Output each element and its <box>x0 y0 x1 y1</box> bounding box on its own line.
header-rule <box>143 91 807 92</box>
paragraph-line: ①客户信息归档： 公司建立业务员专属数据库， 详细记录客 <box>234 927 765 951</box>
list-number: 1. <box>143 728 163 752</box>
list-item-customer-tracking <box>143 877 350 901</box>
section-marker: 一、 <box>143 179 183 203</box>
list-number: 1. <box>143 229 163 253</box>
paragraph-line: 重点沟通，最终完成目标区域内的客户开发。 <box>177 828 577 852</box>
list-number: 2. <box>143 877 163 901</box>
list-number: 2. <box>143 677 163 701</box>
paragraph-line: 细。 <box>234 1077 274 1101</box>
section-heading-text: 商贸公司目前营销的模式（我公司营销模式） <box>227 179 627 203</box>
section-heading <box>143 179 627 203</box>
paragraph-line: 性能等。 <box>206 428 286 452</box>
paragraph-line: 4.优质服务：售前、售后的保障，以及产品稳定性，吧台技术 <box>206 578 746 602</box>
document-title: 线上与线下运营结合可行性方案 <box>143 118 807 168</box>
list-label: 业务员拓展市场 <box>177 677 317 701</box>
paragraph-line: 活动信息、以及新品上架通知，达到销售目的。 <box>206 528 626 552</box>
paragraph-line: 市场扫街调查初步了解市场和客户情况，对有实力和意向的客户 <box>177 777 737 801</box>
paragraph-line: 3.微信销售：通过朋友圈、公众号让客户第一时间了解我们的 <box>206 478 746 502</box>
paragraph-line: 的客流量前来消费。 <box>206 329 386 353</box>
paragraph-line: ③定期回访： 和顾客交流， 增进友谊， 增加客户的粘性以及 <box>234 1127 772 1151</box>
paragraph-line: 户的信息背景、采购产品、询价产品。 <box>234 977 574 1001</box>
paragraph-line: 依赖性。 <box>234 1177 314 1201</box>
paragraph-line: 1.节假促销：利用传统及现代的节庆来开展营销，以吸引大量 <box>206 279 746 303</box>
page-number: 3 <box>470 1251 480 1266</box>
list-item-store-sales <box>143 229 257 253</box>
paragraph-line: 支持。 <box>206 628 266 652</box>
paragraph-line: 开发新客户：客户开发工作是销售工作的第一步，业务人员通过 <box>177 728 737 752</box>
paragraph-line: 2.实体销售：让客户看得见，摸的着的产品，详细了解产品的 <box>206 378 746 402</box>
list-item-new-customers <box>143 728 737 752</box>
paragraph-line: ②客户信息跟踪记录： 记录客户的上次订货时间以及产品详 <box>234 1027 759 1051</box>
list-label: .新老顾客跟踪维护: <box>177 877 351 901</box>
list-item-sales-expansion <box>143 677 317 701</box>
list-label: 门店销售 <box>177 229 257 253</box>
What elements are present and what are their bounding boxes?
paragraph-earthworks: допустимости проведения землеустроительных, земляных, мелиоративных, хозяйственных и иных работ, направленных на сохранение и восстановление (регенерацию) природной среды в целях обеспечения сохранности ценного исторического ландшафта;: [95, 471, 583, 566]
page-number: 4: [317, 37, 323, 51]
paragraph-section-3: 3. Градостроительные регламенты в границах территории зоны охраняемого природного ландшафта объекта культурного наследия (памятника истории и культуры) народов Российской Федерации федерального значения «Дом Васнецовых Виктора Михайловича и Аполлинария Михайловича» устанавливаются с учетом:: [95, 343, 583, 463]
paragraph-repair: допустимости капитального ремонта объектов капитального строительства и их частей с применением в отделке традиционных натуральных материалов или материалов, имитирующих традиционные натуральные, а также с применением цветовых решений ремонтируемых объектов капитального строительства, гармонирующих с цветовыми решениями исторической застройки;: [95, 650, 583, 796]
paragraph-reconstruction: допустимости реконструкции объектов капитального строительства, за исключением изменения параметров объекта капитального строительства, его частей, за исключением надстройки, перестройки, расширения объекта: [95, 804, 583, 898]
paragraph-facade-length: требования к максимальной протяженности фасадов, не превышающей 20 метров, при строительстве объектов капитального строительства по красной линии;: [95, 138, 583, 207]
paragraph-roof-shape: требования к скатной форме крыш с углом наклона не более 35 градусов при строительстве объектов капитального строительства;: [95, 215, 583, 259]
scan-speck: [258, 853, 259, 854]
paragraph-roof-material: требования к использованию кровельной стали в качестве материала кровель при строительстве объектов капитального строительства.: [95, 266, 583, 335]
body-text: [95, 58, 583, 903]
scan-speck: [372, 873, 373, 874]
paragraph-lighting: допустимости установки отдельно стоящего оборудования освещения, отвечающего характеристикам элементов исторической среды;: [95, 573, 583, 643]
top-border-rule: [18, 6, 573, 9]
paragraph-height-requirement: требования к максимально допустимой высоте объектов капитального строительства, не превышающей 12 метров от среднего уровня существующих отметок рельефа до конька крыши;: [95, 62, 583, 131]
====
Please copy all of the data above, keeping every line exactly as it is.

Output each element and its <box>x0 y0 x1 y1</box> bounding box on its own line.
header-rule <box>143 91 807 92</box>
paragraph-line: ①客户信息归档： 公司建立业务员专属数据库， 详细记录客 <box>234 927 765 951</box>
list-number: 1. <box>143 728 163 752</box>
list-item-customer-tracking <box>143 877 350 901</box>
section-marker: 一、 <box>143 179 183 203</box>
list-number: 1. <box>143 229 163 253</box>
paragraph-line: 重点沟通，最终完成目标区域内的客户开发。 <box>177 828 577 852</box>
list-number: 2. <box>143 877 163 901</box>
list-number: 2. <box>143 677 163 701</box>
paragraph-line: 细。 <box>234 1077 274 1101</box>
section-heading-text: 商贸公司目前营销的模式（我公司营销模式） <box>227 179 627 203</box>
section-heading <box>143 179 627 203</box>
paragraph-line: 性能等。 <box>206 428 286 452</box>
paragraph-line: 4.优质服务：售前、售后的保障，以及产品稳定性，吧台技术 <box>206 578 746 602</box>
document-title: 线上与线下运营结合可行性方案 <box>143 118 807 168</box>
list-label: 业务员拓展市场 <box>177 677 317 701</box>
paragraph-line: 活动信息、以及新品上架通知，达到销售目的。 <box>206 528 626 552</box>
paragraph-line: 市场扫街调查初步了解市场和客户情况，对有实力和意向的客户 <box>177 777 737 801</box>
paragraph-line: 3.微信销售：通过朋友圈、公众号让客户第一时间了解我们的 <box>206 478 746 502</box>
paragraph-line: 的客流量前来消费。 <box>206 329 386 353</box>
paragraph-line: ③定期回访： 和顾客交流， 增进友谊， 增加客户的粘性以及 <box>234 1127 772 1151</box>
paragraph-line: 户的信息背景、采购产品、询价产品。 <box>234 977 574 1001</box>
paragraph-line: 依赖性。 <box>234 1177 314 1201</box>
paragraph-line: 1.节假促销：利用传统及现代的节庆来开展营销，以吸引大量 <box>206 279 746 303</box>
page-number: 3 <box>470 1251 480 1266</box>
list-item-store-sales <box>143 229 257 253</box>
paragraph-line: 支持。 <box>206 628 266 652</box>
paragraph-line: 开发新客户：客户开发工作是销售工作的第一步，业务人员通过 <box>177 728 737 752</box>
paragraph-line: 2.实体销售：让客户看得见，摸的着的产品，详细了解产品的 <box>206 378 746 402</box>
list-item-new-customers <box>143 728 737 752</box>
paragraph-line: ②客户信息跟踪记录： 记录客户的上次订货时间以及产品详 <box>234 1027 759 1051</box>
list-label: .新老顾客跟踪维护: <box>177 877 351 901</box>
list-item-sales-expansion <box>143 677 317 701</box>
list-label: 门店销售 <box>177 229 257 253</box>
What elements are present and what are their bounding boxes?
paragraph-earthworks: допустимости проведения землеустроительных, земляных, мелиоративных, хозяйственных и иных работ, направленных на сохранение и восстановление (регенерацию) природной среды в целях обеспечения сохранности ценного исторического ландшафта;: [95, 471, 583, 566]
page-number: 4: [317, 37, 323, 51]
paragraph-section-3: 3. Градостроительные регламенты в границах территории зоны охраняемого природного ландшафта объекта культурного наследия (памятника истории и культуры) народов Российской Федерации федерального значения «Дом Васнецовых Виктора Михайловича и Аполлинария Михайловича» устанавливаются с учетом:: [95, 343, 583, 463]
paragraph-repair: допустимости капитального ремонта объектов капитального строительства и их частей с применением в отделке традиционных натуральных материалов или материалов, имитирующих традиционные натуральные, а также с применением цветовых решений ремонтируемых объектов капитального строительства, гармонирующих с цветовыми решениями исторической застройки;: [95, 650, 583, 796]
paragraph-reconstruction: допустимости реконструкции объектов капитального строительства, за исключением изменения параметров объекта капитального строительства, его частей, за исключением надстройки, перестройки, расширения объекта: [95, 804, 583, 898]
paragraph-facade-length: требования к максимальной протяженности фасадов, не превышающей 20 метров, при строительстве объектов капитального строительства по красной линии;: [95, 138, 583, 207]
paragraph-roof-shape: требования к скатной форме крыш с углом наклона не более 35 градусов при строительстве объектов капитального строительства;: [95, 215, 583, 259]
scan-speck: [258, 853, 259, 854]
paragraph-roof-material: требования к использованию кровельной стали в качестве материала кровель при строительстве объектов капитального строительства.: [95, 266, 583, 335]
body-text: [95, 58, 583, 903]
scan-speck: [372, 873, 373, 874]
paragraph-lighting: допустимости установки отдельно стоящего оборудования освещения, отвечающего характеристикам элементов исторической среды;: [95, 573, 583, 643]
top-border-rule: [18, 6, 573, 9]
paragraph-height-requirement: требования к максимально допустимой высоте объектов капитального строительства, не превышающей 12 метров от среднего уровня существующих отметок рельефа до конька крыши;: [95, 62, 583, 131]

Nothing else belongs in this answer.